* _Extracted records_
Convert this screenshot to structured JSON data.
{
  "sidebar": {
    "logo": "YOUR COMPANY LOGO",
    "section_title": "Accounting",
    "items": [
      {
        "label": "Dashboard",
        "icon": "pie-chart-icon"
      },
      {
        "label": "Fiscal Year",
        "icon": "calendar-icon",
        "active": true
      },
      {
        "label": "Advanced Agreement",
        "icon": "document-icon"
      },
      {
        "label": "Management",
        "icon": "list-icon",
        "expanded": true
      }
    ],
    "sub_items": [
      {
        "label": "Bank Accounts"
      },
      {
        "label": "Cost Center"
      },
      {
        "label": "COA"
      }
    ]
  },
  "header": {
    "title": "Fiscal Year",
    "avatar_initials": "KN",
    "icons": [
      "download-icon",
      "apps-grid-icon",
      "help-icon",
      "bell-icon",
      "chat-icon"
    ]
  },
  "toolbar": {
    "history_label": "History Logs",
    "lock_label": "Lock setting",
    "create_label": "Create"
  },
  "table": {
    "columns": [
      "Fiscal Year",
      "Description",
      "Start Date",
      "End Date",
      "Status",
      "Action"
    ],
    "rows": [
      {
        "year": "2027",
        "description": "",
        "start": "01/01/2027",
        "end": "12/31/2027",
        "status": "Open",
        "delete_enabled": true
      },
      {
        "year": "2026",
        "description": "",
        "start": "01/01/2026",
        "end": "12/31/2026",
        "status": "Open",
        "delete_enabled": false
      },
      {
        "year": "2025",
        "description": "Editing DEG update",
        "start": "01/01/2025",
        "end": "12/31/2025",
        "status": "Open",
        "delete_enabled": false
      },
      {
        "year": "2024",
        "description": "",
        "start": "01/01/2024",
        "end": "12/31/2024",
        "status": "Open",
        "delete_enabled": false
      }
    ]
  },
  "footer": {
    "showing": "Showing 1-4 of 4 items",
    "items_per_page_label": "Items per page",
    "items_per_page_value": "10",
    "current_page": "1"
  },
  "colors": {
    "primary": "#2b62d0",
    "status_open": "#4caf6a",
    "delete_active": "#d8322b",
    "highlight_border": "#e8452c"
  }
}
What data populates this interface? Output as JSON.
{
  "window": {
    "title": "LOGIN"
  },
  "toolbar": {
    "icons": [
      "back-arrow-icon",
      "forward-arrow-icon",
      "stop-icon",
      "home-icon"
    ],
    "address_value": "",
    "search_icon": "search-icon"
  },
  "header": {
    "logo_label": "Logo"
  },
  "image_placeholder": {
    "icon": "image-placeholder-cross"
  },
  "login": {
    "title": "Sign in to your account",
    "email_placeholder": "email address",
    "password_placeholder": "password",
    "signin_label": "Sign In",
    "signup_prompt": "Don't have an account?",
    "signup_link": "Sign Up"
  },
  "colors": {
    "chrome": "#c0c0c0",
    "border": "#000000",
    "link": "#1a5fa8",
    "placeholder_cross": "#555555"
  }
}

* _Given task_
Repeat only what runs from the line holding "What data populates" to the end of the data, keeping every line exactly as written, first and last included.

* _Finished answer_
What data populates this interface? Output as JSON.
{
  "window": {
    "title": "LOGIN"
  },
  "toolbar": {
    "icons": [
      "back-arrow-icon",
      "forward-arrow-icon",
      "stop-icon",
      "home-icon"
    ],
    "address_value": "",
    "search_icon": "search-icon"
  },
  "header": {
    "logo_label": "Logo"
  },
  "image_placeholder": {
    "icon": "image-placeholder-cross"
  },
  "login": {
    "title": "Sign in to your account",
    "email_placeholder": "email address",
    "password_placeholder": "password",
    "signin_label": "Sign In",
    "signup_prompt": "Don't have an account?",
    "signup_link": "Sign Up"
  },
  "colors": {
    "chrome": "#c0c0c0",
    "border": "#000000",
    "link": "#1a5fa8",
    "placeholder_cross": "#555555"
  }
}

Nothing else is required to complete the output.